» To do:
Transcribe the material from its first line up to and including the line that contains "form-row-based-on: Based On", reproducing each line exactly.

Collected data entries:
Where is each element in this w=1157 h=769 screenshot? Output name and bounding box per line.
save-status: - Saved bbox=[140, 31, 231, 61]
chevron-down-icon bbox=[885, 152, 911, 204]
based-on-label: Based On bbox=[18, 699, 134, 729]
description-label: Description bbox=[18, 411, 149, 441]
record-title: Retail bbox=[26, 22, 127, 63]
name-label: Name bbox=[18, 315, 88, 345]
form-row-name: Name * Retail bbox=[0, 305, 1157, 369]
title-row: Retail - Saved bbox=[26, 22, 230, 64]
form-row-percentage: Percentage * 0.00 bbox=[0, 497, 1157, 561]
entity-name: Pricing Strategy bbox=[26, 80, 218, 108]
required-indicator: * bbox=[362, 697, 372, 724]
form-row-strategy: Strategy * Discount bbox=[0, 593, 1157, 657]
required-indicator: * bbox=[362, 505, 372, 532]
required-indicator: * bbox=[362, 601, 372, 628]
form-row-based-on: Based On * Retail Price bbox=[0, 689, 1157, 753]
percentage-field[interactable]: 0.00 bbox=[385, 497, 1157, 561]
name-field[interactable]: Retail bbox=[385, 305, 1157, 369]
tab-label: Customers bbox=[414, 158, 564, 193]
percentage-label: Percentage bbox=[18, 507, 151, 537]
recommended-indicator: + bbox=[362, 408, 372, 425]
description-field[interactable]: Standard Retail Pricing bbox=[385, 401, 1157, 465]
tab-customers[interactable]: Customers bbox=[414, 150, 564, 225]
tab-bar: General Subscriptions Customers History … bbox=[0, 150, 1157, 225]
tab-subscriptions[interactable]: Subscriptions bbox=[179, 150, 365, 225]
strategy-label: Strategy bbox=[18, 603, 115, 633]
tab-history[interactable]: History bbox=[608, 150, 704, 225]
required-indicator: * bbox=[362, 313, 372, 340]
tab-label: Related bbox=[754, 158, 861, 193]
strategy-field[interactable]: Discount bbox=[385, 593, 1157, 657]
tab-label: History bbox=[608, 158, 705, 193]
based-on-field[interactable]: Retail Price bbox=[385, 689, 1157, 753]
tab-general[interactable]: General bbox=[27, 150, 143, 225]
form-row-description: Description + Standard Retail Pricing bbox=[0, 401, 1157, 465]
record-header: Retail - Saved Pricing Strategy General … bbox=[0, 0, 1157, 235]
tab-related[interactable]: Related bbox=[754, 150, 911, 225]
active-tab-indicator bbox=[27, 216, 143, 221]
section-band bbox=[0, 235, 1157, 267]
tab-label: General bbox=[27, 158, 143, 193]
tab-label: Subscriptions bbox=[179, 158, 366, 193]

» Worked answer:
Where is each element in this w=1157 h=769 screenshot? Output name and bounding box per line.
save-status: - Saved bbox=[140, 31, 231, 61]
chevron-down-icon bbox=[885, 152, 911, 204]
based-on-label: Based On bbox=[18, 699, 134, 729]
description-label: Description bbox=[18, 411, 149, 441]
record-title: Retail bbox=[26, 22, 127, 63]
name-label: Name bbox=[18, 315, 88, 345]
form-row-name: Name * Retail bbox=[0, 305, 1157, 369]
title-row: Retail - Saved bbox=[26, 22, 230, 64]
form-row-percentage: Percentage * 0.00 bbox=[0, 497, 1157, 561]
entity-name: Pricing Strategy bbox=[26, 80, 218, 108]
required-indicator: * bbox=[362, 697, 372, 724]
form-row-strategy: Strategy * Discount bbox=[0, 593, 1157, 657]
required-indicator: * bbox=[362, 505, 372, 532]
required-indicator: * bbox=[362, 601, 372, 628]
form-row-based-on: Based On * Retail Price bbox=[0, 689, 1157, 753]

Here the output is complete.